Records from a dataset

───

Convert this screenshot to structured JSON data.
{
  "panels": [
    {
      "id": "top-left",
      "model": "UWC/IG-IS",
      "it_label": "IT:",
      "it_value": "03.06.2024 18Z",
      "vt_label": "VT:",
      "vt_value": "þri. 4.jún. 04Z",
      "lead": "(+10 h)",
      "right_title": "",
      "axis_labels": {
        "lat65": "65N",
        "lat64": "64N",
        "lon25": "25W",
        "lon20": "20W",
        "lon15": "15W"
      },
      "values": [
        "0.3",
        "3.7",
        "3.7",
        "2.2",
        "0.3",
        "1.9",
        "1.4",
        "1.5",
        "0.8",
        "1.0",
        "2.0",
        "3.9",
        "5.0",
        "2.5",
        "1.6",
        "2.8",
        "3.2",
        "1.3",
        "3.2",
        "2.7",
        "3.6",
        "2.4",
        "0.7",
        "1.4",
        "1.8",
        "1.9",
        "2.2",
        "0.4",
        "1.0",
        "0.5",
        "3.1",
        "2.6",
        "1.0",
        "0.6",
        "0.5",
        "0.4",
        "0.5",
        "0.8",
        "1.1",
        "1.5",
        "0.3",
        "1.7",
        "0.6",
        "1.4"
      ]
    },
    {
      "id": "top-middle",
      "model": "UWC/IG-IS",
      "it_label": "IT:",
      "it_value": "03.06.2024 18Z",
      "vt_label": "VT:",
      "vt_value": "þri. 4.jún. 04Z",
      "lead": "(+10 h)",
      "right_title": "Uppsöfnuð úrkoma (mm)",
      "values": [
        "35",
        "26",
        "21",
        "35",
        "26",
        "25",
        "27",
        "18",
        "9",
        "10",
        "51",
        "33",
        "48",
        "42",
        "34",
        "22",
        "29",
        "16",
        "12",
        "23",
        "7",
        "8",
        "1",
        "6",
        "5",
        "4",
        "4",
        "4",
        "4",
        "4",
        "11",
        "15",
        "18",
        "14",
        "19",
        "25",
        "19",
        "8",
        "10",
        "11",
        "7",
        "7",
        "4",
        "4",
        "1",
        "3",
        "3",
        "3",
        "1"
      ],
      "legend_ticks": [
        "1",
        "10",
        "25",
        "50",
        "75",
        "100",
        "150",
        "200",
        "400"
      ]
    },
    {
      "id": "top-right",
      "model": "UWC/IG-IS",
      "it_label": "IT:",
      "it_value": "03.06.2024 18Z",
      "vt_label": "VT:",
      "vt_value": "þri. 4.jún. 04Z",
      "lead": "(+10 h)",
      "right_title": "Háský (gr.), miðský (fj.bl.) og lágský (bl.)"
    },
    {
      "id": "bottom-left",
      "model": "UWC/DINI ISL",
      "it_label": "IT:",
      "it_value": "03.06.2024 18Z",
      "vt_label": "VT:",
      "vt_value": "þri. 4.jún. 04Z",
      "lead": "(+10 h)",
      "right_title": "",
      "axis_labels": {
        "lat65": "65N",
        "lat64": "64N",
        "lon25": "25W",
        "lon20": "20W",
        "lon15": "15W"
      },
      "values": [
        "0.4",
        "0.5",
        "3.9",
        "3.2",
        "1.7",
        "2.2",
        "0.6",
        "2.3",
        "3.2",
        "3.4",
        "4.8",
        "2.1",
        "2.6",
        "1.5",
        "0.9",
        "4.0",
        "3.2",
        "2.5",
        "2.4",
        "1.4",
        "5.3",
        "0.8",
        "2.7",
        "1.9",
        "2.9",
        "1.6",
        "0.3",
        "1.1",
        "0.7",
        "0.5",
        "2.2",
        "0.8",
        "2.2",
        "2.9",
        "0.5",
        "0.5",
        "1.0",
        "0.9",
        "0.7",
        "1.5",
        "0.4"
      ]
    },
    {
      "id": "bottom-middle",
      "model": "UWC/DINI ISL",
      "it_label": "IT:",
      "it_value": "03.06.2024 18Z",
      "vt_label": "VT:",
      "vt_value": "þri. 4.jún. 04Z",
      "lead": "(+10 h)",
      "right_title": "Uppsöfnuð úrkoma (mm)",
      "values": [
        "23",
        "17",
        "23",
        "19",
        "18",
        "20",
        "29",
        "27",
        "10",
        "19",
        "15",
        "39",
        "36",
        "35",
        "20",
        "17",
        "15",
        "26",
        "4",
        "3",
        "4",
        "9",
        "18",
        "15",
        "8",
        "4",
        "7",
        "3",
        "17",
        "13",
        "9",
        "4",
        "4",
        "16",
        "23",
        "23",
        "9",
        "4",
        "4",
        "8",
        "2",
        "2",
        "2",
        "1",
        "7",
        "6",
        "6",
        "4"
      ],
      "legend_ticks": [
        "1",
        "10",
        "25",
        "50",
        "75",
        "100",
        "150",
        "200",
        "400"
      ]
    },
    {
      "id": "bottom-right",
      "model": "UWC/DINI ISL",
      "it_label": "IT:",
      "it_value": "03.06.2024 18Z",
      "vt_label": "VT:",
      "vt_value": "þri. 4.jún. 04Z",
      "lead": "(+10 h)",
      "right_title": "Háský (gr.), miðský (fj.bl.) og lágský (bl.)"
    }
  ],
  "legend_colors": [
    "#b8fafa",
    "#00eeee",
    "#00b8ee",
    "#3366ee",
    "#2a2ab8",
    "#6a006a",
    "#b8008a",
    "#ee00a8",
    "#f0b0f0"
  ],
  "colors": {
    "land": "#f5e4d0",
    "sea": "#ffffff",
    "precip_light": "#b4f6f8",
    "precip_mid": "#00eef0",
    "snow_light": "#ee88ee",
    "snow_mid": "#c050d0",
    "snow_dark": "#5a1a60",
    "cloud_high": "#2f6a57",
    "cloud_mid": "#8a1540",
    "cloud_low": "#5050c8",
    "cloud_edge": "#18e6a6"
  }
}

───

STATED TASK:
The records above must be output exactly, in full.

TASK OUTPUT:
Convert this screenshot to structured JSON data.
{
  "panels": [
    {
      "id": "top-left",
      "model": "UWC/IG-IS",
      "it_label": "IT:",
      "it_value": "03.06.2024 18Z",
      "vt_label": "VT:",
      "vt_value": "þri. 4.jún. 04Z",
      "lead": "(+10 h)",
      "right_title": "",
      "axis_labels": {
        "lat65": "65N",
        "lat64": "64N",
        "lon25": "25W",
        "lon20": "20W",
        "lon15": "15W"
      },
      "values": [
        "0.3",
        "3.7",
        "3.7",
        "2.2",
        "0.3",
        "1.9",
        "1.4",
        "1.5",
        "0.8",
        "1.0",
        "2.0",
        "3.9",
        "5.0",
        "2.5",
        "1.6",
        "2.8",
        "3.2",
        "1.3",
        "3.2",
        "2.7",
        "3.6",
        "2.4",
        "0.7",
        "1.4",
        "1.8",
        "1.9",
        "2.2",
        "0.4",
        "1.0",
        "0.5",
        "3.1",
        "2.6",
        "1.0",
        "0.6",
        "0.5",
        "0.4",
        "0.5",
        "0.8",
        "1.1",
        "1.5",
        "0.3",
        "1.7",
        "0.6",
        "1.4"
      ]
    },
    {
      "id": "top-middle",
      "model": "UWC/IG-IS",
      "it_label": "IT:",
      "it_value": "03.06.2024 18Z",
      "vt_label": "VT:",
      "vt_value": "þri. 4.jún. 04Z",
      "lead": "(+10 h)",
      "right_title": "Uppsöfnuð úrkoma (mm)",
      "values": [
        "35",
        "26",
        "21",
        "35",
        "26",
        "25",
        "27",
        "18",
        "9",
        "10",
        "51",
        "33",
        "48",
        "42",
        "34",
        "22",
        "29",
        "16",
        "12",
        "23",
        "7",
        "8",
        "1",
        "6",
        "5",
        "4",
        "4",
        "4",
        "4",
        "4",
        "11",
        "15",
        "18",
        "14",
        "19",
        "25",
        "19",
        "8",
        "10",
        "11",
        "7",
        "7",
        "4",
        "4",
        "1",
        "3",
        "3",
        "3",
        "1"
      ],
      "legend_ticks": [
        "1",
        "10",
        "25",
        "50",
        "75",
        "100",
        "150",
        "200",
        "400"
      ]
    },
    {
      "id": "top-right",
      "model": "UWC/IG-IS",
      "it_label": "IT:",
      "it_value": "03.06.2024 18Z",
      "vt_label": "VT:",
      "vt_value": "þri. 4.jún. 04Z",
      "lead": "(+10 h)",
      "right_title": "Háský (gr.), miðský (fj.bl.) og lágský (bl.)"
    },
    {
      "id": "bottom-left",
      "model": "UWC/DINI ISL",
      "it_label": "IT:",
      "it_value": "03.06.2024 18Z",
      "vt_label": "VT:",
      "vt_value": "þri. 4.jún. 04Z",
      "lead": "(+10 h)",
      "right_title": "",
      "axis_labels": {
        "lat65": "65N",
        "lat64": "64N",
        "lon25": "25W",
        "lon20": "20W",
        "lon15": "15W"
      },
      "values": [
        "0.4",
        "0.5",
        "3.9",
        "3.2",
        "1.7",
        "2.2",
        "0.6",
        "2.3",
        "3.2",
        "3.4",
        "4.8",
        "2.1",
        "2.6",
        "1.5",
        "0.9",
        "4.0",
        "3.2",
        "2.5",
        "2.4",
        "1.4",
        "5.3",
        "0.8",
        "2.7",
        "1.9",
        "2.9",
        "1.6",
        "0.3",
        "1.1",
        "0.7",
        "0.5",
        "2.2",
        "0.8",
        "2.2",
        "2.9",
        "0.5",
        "0.5",
        "1.0",
        "0.9",
        "0.7",
        "1.5",
        "0.4"
      ]
    },
    {
      "id": "bottom-middle",
      "model": "UWC/DINI ISL",
      "it_label": "IT:",
      "it_value": "03.06.2024 18Z",
      "vt_label": "VT:",
      "vt_value": "þri. 4.jún. 04Z",
      "lead": "(+10 h)",
      "right_title": "Uppsöfnuð úrkoma (mm)",
      "values": [
        "23",
        "17",
        "23",
        "19",
        "18",
        "20",
        "29",
        "27",
        "10",
        "19",
        "15",
        "39",
        "36",
        "35",
        "20",
        "17",
        "15",
        "26",
        "4",
        "3",
        "4",
        "9",
        "18",
        "15",
        "8",
        "4",
        "7",
        "3",
        "17",
        "13",
        "9",
        "4",
        "4",
        "16",
        "23",
        "23",
        "9",
        "4",
        "4",
        "8",
        "2",
        "2",
        "2",
        "1",
        "7",
        "6",
        "6",
        "4"
      ],
      "legend_ticks": [
        "1",
        "10",
        "25",
        "50",
        "75",
        "100",
        "150",
        "200",
        "400"
      ]
    },
    {
      "id": "bottom-right",
      "model": "UWC/DINI ISL",
      "it_label": "IT:",
      "it_value": "03.06.2024 18Z",
      "vt_label": "VT:",
      "vt_value": "þri. 4.jún. 04Z",
      "lead": "(+10 h)",
      "right_title": "Háský (gr.), miðský (fj.bl.) og lágský (bl.)"
    }
  ],
  "legend_colors": [
    "#b8fafa",
    "#00eeee",
    "#00b8ee",
    "#3366ee",
    "#2a2ab8",
    "#6a006a",
    "#b8008a",
    "#ee00a8",
    "#f0b0f0"
  ],
  "colors": {
    "land": "#f5e4d0",
    "sea": "#ffffff",
    "precip_light": "#b4f6f8",
    "precip_mid": "#00eef0",
    "snow_light": "#ee88ee",
    "snow_mid": "#c050d0",
    "snow_dark": "#5a1a60",
    "cloud_high": "#2f6a57",
    "cloud_mid": "#8a1540",
    "cloud_low": "#5050c8",
    "cloud_edge": "#18e6a6"
  }
}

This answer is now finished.